##### Extracted material

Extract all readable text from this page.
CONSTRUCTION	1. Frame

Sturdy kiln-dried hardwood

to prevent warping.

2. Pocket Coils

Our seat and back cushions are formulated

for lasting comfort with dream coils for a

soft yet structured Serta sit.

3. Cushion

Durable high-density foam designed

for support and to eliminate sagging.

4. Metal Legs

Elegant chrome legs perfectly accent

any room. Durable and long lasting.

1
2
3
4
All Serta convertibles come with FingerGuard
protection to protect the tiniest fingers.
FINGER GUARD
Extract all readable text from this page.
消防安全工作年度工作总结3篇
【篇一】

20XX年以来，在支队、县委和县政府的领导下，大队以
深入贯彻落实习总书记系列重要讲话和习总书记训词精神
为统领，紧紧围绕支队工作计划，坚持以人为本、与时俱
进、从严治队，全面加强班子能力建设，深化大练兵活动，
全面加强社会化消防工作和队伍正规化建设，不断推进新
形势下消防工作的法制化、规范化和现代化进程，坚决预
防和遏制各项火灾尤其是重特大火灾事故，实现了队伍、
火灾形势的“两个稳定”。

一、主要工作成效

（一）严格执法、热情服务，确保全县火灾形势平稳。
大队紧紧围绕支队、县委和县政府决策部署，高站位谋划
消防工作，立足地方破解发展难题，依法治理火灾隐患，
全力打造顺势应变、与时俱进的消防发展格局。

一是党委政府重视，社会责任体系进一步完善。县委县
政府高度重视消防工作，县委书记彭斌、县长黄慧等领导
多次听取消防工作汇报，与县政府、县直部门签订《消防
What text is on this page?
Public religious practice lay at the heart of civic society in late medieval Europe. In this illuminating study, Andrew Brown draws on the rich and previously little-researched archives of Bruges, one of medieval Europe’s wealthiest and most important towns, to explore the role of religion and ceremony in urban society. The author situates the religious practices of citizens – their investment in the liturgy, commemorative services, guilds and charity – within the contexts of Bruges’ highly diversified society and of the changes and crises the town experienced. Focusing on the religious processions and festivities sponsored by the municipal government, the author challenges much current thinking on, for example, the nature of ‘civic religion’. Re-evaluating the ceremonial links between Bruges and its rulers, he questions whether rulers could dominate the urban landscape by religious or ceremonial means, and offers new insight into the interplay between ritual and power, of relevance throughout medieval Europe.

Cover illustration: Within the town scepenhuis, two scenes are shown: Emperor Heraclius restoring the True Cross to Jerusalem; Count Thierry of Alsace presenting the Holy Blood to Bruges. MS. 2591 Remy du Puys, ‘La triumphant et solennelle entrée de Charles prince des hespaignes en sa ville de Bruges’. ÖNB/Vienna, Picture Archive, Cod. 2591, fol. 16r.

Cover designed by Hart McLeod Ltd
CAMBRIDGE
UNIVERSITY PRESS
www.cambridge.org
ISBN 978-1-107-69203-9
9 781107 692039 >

##########

Output the entries exactly.

Extract all readable text from this page.
CONSTRUCTION	1. Frame

Sturdy kiln-dried hardwood

to prevent warping.

2. Pocket Coils

Our seat and back cushions are formulated

for lasting comfort with dream coils for a

soft yet structured Serta sit.

3. Cushion

Durable high-density foam designed

for support and to eliminate sagging.

4. Metal Legs

Elegant chrome legs perfectly accent

any room. Durable and long lasting.

1
2
3
4
All Serta convertibles come with FingerGuard
protection to protect the tiniest fingers.
FINGER GUARD
Extract all readable text from this page.
消防安全工作年度工作总结3篇
【篇一】

20XX年以来，在支队、县委和县政府的领导下，大队以
深入贯彻落实习总书记系列重要讲话和习总书记训词精神
为统领，紧紧围绕支队工作计划，坚持以人为本、与时俱
进、从严治队，全面加强班子能力建设，深化大练兵活动，
全面加强社会化消防工作和队伍正规化建设，不断推进新
形势下消防工作的法制化、规范化和现代化进程，坚决预
防和遏制各项火灾尤其是重特大火灾事故，实现了队伍、
火灾形势的“两个稳定”。

一、主要工作成效

（一）严格执法、热情服务，确保全县火灾形势平稳。
大队紧紧围绕支队、县委和县政府决策部署，高站位谋划
消防工作，立足地方破解发展难题，依法治理火灾隐患，
全力打造顺势应变、与时俱进的消防发展格局。

一是党委政府重视，社会责任体系进一步完善。县委县
政府高度重视消防工作，县委书记彭斌、县长黄慧等领导
多次听取消防工作汇报，与县政府、县直部门签订《消防
What text is on this page?
Public religious practice lay at the heart of civic society in late medieval Europe. In this illuminating study, Andrew Brown draws on the rich and previously little-researched archives of Bruges, one of medieval Europe’s wealthiest and most important towns, to explore the role of religion and ceremony in urban society. The author situates the religious practices of citizens – their investment in the liturgy, commemorative services, guilds and charity – within the contexts of Bruges’ highly diversified society and of the changes and crises the town experienced. Focusing on the religious processions and festivities sponsored by the municipal government, the author challenges much current thinking on, for example, the nature of ‘civic religion’. Re-evaluating the ceremonial links between Bruges and its rulers, he questions whether rulers could dominate the urban landscape by religious or ceremonial means, and offers new insight into the interplay between ritual and power, of relevance throughout medieval Europe.

Cover illustration: Within the town scepenhuis, two scenes are shown: Emperor Heraclius restoring the True Cross to Jerusalem; Count Thierry of Alsace presenting the Holy Blood to Bruges. MS. 2591 Remy du Puys, ‘La triumphant et solennelle entrée de Charles prince des hespaignes en sa ville de Bruges’. ÖNB/Vienna, Picture Archive, Cod. 2591, fol. 16r.

Cover designed by Hart McLeod Ltd
CAMBRIDGE
UNIVERSITY PRESS
www.cambridge.org
ISBN 978-1-107-69203-9
9 781107 692039 >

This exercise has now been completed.